Records to process:
^^^^

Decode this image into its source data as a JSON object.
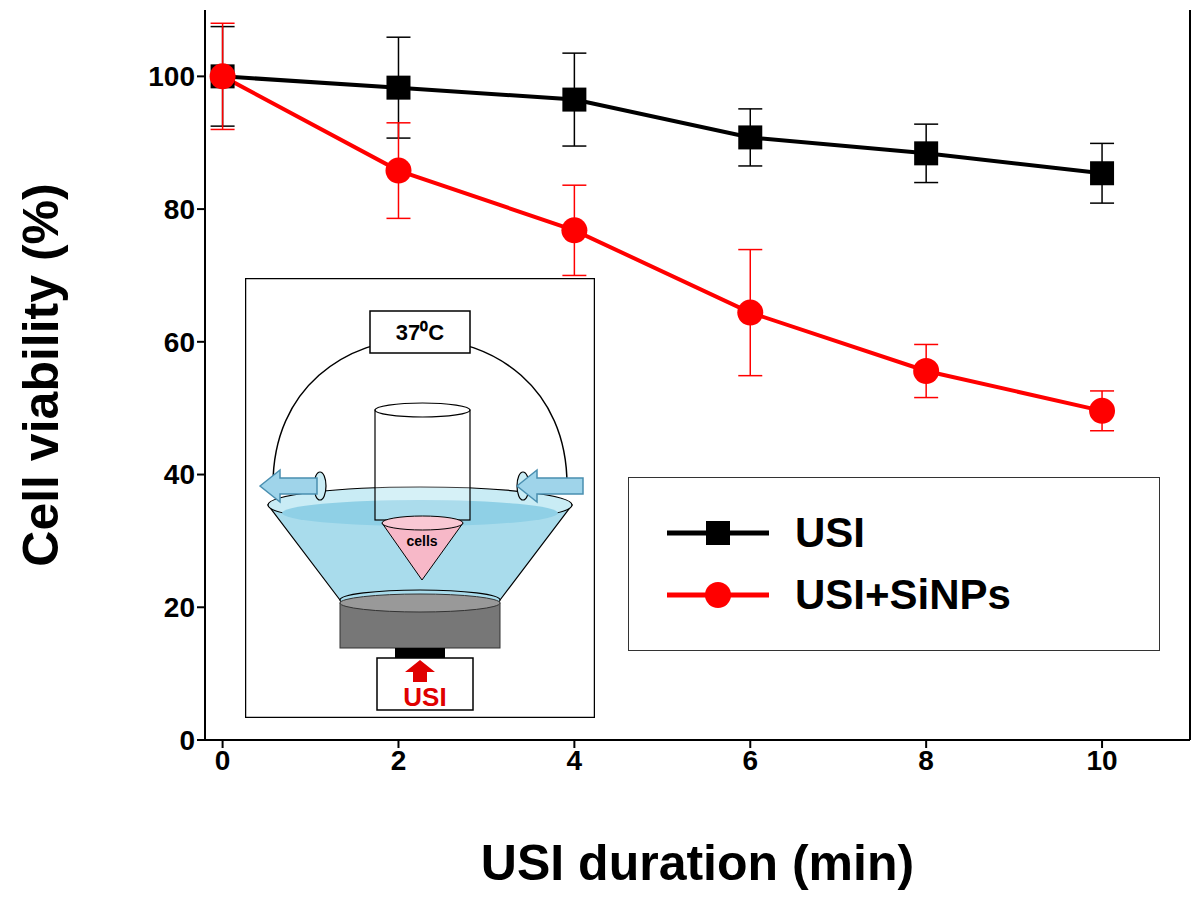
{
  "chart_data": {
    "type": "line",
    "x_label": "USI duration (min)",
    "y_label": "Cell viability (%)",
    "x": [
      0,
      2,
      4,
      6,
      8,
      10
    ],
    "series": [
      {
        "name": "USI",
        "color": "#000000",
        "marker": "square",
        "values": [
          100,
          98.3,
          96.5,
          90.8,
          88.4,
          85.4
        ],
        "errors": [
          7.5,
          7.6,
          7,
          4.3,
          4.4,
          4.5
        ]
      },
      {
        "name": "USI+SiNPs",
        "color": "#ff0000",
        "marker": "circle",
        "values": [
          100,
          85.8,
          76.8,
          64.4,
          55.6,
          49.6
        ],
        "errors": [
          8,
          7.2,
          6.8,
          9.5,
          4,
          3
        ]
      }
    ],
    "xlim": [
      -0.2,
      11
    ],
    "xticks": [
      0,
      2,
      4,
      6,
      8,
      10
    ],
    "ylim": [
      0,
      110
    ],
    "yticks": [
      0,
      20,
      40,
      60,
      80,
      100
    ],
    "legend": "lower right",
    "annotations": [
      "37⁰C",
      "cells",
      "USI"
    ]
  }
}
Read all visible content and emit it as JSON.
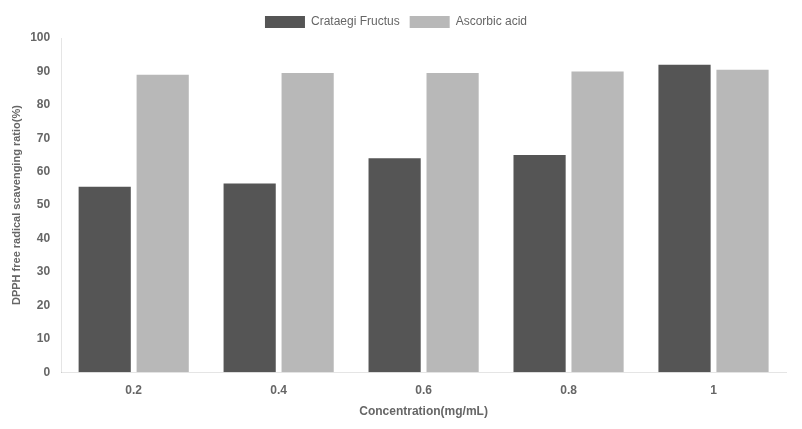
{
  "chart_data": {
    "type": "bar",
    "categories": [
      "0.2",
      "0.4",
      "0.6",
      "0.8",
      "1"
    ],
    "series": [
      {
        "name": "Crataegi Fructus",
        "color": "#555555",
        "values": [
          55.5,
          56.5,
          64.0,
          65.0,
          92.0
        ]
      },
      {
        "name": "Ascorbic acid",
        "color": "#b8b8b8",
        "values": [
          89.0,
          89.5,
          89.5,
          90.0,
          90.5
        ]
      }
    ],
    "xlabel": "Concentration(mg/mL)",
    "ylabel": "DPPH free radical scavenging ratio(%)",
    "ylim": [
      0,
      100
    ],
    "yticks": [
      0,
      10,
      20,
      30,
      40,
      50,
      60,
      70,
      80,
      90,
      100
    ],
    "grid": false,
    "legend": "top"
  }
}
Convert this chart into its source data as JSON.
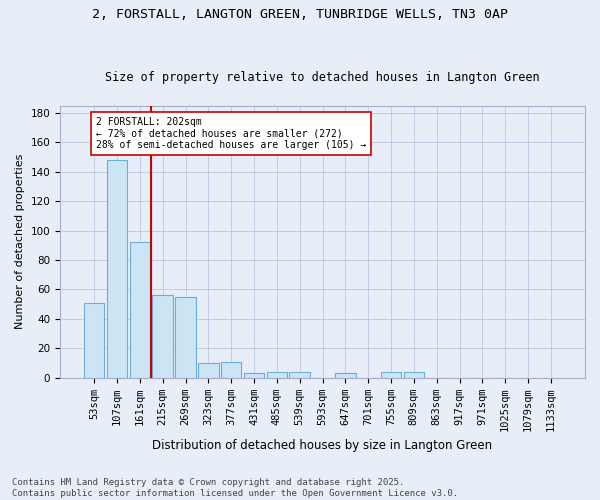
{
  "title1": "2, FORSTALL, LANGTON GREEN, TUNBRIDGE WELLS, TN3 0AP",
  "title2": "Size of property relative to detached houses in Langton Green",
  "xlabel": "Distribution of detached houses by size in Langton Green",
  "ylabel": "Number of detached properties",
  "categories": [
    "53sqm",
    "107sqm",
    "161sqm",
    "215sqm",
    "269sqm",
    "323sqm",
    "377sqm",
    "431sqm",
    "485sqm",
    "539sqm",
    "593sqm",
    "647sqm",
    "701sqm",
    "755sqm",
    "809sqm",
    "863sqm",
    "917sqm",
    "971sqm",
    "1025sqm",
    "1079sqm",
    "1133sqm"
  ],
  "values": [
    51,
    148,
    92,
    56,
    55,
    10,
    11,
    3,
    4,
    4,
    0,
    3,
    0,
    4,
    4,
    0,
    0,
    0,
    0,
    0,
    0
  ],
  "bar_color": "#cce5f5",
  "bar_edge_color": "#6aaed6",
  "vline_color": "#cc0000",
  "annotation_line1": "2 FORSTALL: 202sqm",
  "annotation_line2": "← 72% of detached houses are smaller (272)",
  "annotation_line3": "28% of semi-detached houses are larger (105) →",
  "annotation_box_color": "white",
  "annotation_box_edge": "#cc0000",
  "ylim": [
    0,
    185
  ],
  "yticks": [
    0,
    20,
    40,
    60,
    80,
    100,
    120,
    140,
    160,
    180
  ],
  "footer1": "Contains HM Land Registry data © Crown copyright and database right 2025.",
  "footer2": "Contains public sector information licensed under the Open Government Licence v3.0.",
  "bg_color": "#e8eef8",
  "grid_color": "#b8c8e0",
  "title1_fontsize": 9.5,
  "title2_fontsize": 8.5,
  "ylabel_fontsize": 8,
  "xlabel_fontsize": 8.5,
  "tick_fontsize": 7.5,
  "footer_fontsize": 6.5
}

^^^^

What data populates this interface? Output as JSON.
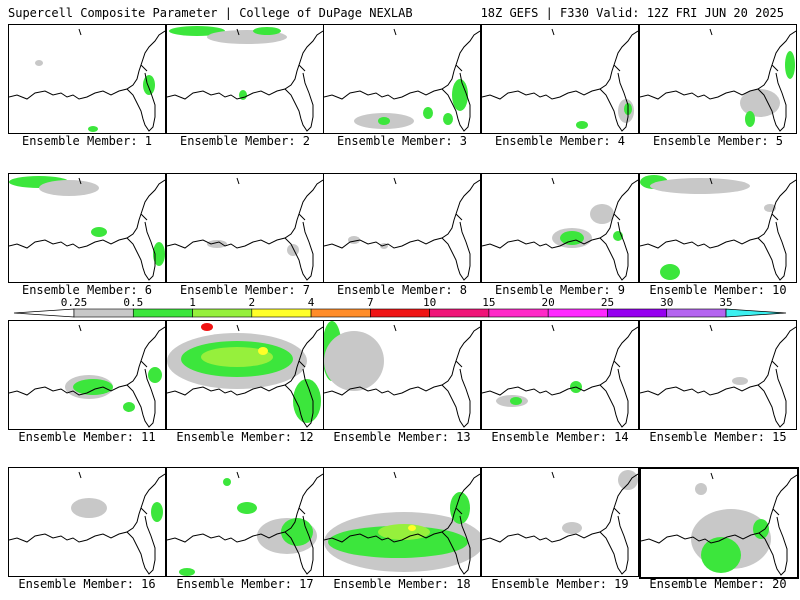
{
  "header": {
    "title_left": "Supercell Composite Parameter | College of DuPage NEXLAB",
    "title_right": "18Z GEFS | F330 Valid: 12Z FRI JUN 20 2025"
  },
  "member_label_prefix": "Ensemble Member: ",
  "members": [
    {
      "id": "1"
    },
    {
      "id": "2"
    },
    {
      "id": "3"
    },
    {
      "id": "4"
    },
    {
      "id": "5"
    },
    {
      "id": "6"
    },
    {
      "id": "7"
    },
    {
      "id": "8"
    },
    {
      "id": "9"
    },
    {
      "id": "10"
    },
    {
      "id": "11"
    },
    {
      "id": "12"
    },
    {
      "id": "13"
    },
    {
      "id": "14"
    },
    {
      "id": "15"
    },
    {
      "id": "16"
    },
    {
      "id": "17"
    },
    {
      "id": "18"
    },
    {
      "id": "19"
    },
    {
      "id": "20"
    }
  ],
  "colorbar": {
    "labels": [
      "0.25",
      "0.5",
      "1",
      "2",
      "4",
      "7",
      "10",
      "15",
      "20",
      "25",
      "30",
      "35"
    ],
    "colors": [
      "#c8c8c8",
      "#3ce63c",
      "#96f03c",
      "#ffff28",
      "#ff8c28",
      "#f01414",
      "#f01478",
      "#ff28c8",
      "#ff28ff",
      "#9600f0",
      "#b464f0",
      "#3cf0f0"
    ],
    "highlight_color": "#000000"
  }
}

^^^^

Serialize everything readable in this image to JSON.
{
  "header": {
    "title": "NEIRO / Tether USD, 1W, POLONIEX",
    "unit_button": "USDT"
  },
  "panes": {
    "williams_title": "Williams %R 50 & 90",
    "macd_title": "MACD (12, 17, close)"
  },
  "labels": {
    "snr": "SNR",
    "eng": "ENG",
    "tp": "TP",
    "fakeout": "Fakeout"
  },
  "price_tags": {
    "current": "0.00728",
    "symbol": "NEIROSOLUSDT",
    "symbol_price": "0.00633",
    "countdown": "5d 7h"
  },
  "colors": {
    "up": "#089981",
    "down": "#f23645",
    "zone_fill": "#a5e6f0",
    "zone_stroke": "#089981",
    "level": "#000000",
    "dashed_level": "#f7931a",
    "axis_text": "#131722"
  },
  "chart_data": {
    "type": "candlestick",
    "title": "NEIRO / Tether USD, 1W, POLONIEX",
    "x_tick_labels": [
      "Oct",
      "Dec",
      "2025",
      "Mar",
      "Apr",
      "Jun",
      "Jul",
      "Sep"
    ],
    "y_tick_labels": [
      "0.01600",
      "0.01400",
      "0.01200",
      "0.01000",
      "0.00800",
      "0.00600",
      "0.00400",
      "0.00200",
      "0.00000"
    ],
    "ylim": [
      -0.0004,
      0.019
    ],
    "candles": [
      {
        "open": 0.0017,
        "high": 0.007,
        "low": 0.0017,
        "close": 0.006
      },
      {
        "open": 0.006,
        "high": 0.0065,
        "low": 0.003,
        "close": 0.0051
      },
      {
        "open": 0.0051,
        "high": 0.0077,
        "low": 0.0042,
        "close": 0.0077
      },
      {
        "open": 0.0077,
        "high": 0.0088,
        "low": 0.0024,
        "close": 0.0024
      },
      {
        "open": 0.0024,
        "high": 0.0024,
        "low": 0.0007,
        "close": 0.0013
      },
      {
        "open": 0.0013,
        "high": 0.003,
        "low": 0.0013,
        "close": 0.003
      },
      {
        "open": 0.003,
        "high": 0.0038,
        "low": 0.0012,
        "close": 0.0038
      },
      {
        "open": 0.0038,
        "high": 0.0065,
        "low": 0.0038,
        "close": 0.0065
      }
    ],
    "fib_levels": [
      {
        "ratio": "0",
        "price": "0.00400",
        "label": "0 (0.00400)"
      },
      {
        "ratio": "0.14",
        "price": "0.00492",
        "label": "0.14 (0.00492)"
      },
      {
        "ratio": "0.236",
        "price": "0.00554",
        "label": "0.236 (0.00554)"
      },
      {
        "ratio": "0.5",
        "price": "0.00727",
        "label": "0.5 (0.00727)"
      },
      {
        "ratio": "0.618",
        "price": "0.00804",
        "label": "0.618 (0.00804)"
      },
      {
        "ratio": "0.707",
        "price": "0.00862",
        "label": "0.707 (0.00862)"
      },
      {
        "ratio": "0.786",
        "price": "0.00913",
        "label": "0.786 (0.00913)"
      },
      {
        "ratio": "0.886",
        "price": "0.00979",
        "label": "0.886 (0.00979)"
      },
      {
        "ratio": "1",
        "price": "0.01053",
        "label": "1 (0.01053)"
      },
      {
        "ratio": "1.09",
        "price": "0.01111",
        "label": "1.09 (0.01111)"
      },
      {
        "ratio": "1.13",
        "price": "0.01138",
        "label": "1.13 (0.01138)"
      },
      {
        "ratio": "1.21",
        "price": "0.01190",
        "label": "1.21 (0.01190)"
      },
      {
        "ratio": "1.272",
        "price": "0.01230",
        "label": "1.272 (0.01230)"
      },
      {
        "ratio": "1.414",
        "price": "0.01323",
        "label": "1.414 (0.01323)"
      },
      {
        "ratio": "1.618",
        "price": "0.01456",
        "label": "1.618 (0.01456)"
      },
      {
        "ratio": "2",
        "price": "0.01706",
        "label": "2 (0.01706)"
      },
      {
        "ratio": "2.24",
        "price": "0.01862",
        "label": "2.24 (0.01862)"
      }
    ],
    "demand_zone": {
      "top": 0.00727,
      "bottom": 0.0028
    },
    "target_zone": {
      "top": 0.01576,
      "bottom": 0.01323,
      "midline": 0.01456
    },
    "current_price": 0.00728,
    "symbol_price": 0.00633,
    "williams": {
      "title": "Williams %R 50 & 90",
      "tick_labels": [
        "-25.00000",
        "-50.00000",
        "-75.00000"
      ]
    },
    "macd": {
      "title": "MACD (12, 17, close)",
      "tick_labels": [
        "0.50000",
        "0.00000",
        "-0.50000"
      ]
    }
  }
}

^^^^

Task instructions:
Count every line in the preceding entries where the string "this" appears, then state only the total.

Written solution:
4